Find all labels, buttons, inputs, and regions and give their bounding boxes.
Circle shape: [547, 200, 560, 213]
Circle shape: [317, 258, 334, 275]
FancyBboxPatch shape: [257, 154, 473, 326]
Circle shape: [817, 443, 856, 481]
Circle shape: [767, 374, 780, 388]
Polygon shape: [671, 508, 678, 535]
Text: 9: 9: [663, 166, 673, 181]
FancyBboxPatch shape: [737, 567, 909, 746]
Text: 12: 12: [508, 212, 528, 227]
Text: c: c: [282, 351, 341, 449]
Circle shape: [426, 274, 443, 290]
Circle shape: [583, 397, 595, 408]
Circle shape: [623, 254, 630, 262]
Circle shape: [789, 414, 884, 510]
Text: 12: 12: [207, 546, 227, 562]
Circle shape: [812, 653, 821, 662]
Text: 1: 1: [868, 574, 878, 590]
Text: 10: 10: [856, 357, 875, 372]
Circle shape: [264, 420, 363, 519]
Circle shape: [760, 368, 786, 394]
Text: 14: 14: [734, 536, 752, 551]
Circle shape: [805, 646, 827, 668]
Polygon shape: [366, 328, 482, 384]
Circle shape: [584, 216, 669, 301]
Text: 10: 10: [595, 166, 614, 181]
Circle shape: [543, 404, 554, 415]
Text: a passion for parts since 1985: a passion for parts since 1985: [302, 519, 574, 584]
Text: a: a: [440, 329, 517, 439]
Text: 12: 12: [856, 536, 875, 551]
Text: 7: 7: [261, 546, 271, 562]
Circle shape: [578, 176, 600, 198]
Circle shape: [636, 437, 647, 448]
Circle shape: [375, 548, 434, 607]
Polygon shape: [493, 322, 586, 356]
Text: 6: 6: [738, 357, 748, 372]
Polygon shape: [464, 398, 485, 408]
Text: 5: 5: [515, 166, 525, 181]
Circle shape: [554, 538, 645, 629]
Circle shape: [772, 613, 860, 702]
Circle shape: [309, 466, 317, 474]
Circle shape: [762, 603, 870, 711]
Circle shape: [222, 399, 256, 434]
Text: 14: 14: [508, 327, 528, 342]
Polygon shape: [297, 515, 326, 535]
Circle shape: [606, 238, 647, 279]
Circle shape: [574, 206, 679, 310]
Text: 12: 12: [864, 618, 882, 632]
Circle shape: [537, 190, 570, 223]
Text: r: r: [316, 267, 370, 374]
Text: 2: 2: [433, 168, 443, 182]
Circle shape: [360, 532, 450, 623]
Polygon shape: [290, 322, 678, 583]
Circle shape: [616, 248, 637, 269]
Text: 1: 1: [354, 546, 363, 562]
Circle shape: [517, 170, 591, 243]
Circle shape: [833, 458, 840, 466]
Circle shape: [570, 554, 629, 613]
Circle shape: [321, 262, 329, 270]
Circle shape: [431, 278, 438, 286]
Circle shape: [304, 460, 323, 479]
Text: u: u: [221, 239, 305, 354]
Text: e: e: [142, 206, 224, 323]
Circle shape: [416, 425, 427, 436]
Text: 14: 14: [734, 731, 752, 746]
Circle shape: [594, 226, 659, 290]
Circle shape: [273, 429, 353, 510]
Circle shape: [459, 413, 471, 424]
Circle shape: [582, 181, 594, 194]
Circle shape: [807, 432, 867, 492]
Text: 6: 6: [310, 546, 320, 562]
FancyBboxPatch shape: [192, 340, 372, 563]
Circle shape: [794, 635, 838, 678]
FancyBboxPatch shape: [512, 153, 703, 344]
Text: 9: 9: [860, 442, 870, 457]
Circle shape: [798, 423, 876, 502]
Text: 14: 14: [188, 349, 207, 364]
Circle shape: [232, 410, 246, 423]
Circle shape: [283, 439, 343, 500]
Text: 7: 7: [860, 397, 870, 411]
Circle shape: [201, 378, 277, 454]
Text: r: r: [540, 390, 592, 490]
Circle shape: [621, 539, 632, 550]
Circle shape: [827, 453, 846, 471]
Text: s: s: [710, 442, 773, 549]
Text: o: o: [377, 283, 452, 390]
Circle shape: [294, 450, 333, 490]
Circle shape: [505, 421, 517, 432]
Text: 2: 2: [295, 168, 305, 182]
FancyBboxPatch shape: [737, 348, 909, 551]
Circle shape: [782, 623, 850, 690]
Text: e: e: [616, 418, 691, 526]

• **Written instruction**: Can you write out every line of the data above, unchanged and character for character?

• **Finished answer**:
Find all labels, buttons, inputs, and regions and give their bounding boxes.
Circle shape: [547, 200, 560, 213]
Circle shape: [317, 258, 334, 275]
FancyBboxPatch shape: [257, 154, 473, 326]
Circle shape: [817, 443, 856, 481]
Circle shape: [767, 374, 780, 388]
Polygon shape: [671, 508, 678, 535]
Text: 9: 9: [663, 166, 673, 181]
FancyBboxPatch shape: [737, 567, 909, 746]
Text: 12: 12: [508, 212, 528, 227]
Text: c: c: [282, 351, 341, 449]
Circle shape: [426, 274, 443, 290]
Circle shape: [583, 397, 595, 408]
Circle shape: [623, 254, 630, 262]
Circle shape: [789, 414, 884, 510]
Text: 12: 12: [207, 546, 227, 562]
Circle shape: [812, 653, 821, 662]
Text: 1: 1: [868, 574, 878, 590]
Text: 10: 10: [856, 357, 875, 372]
Circle shape: [264, 420, 363, 519]
Circle shape: [760, 368, 786, 394]
Text: 14: 14: [734, 536, 752, 551]
Circle shape: [805, 646, 827, 668]
Polygon shape: [366, 328, 482, 384]
Circle shape: [584, 216, 669, 301]
Text: 10: 10: [595, 166, 614, 181]
Circle shape: [543, 404, 554, 415]
Text: a passion for parts since 1985: a passion for parts since 1985: [302, 519, 574, 584]
Text: a: a: [440, 329, 517, 439]
Text: 12: 12: [856, 536, 875, 551]
Text: 7: 7: [261, 546, 271, 562]
Circle shape: [578, 176, 600, 198]
Circle shape: [636, 437, 647, 448]
Circle shape: [375, 548, 434, 607]
Polygon shape: [493, 322, 586, 356]
Text: 6: 6: [738, 357, 748, 372]
Polygon shape: [464, 398, 485, 408]
Text: 5: 5: [515, 166, 525, 181]
Circle shape: [554, 538, 645, 629]
Circle shape: [772, 613, 860, 702]
Circle shape: [309, 466, 317, 474]
Circle shape: [762, 603, 870, 711]
Circle shape: [222, 399, 256, 434]
Text: 14: 14: [508, 327, 528, 342]
Polygon shape: [297, 515, 326, 535]
Circle shape: [606, 238, 647, 279]
Circle shape: [574, 206, 679, 310]
Text: 12: 12: [864, 618, 882, 632]
Circle shape: [537, 190, 570, 223]
Text: r: r: [316, 267, 370, 374]
Text: 2: 2: [433, 168, 443, 182]
Circle shape: [360, 532, 450, 623]
Polygon shape: [290, 322, 678, 583]
Circle shape: [616, 248, 637, 269]
Text: 1: 1: [354, 546, 363, 562]
Circle shape: [517, 170, 591, 243]
Circle shape: [833, 458, 840, 466]
Circle shape: [570, 554, 629, 613]
Circle shape: [321, 262, 329, 270]
Circle shape: [431, 278, 438, 286]
Circle shape: [304, 460, 323, 479]
Text: u: u: [221, 239, 305, 354]
Text: e: e: [142, 206, 224, 323]
Circle shape: [416, 425, 427, 436]
Text: 14: 14: [734, 731, 752, 746]
Circle shape: [594, 226, 659, 290]
Circle shape: [273, 429, 353, 510]
Circle shape: [459, 413, 471, 424]
Circle shape: [582, 181, 594, 194]
Circle shape: [807, 432, 867, 492]
Text: 6: 6: [310, 546, 320, 562]
FancyBboxPatch shape: [192, 340, 372, 563]
Circle shape: [794, 635, 838, 678]
FancyBboxPatch shape: [512, 153, 703, 344]
Text: 9: 9: [860, 442, 870, 457]
Circle shape: [798, 423, 876, 502]
Text: 14: 14: [188, 349, 207, 364]
Circle shape: [232, 410, 246, 423]
Circle shape: [283, 439, 343, 500]
Text: 7: 7: [860, 397, 870, 411]
Circle shape: [201, 378, 277, 454]
Text: r: r: [540, 390, 592, 490]
Circle shape: [621, 539, 632, 550]
Circle shape: [827, 453, 846, 471]
Text: s: s: [710, 442, 773, 549]
Text: o: o: [377, 283, 452, 390]
Circle shape: [294, 450, 333, 490]
Circle shape: [505, 421, 517, 432]
Text: 2: 2: [295, 168, 305, 182]
FancyBboxPatch shape: [737, 348, 909, 551]
Circle shape: [782, 623, 850, 690]
Text: e: e: [616, 418, 691, 526]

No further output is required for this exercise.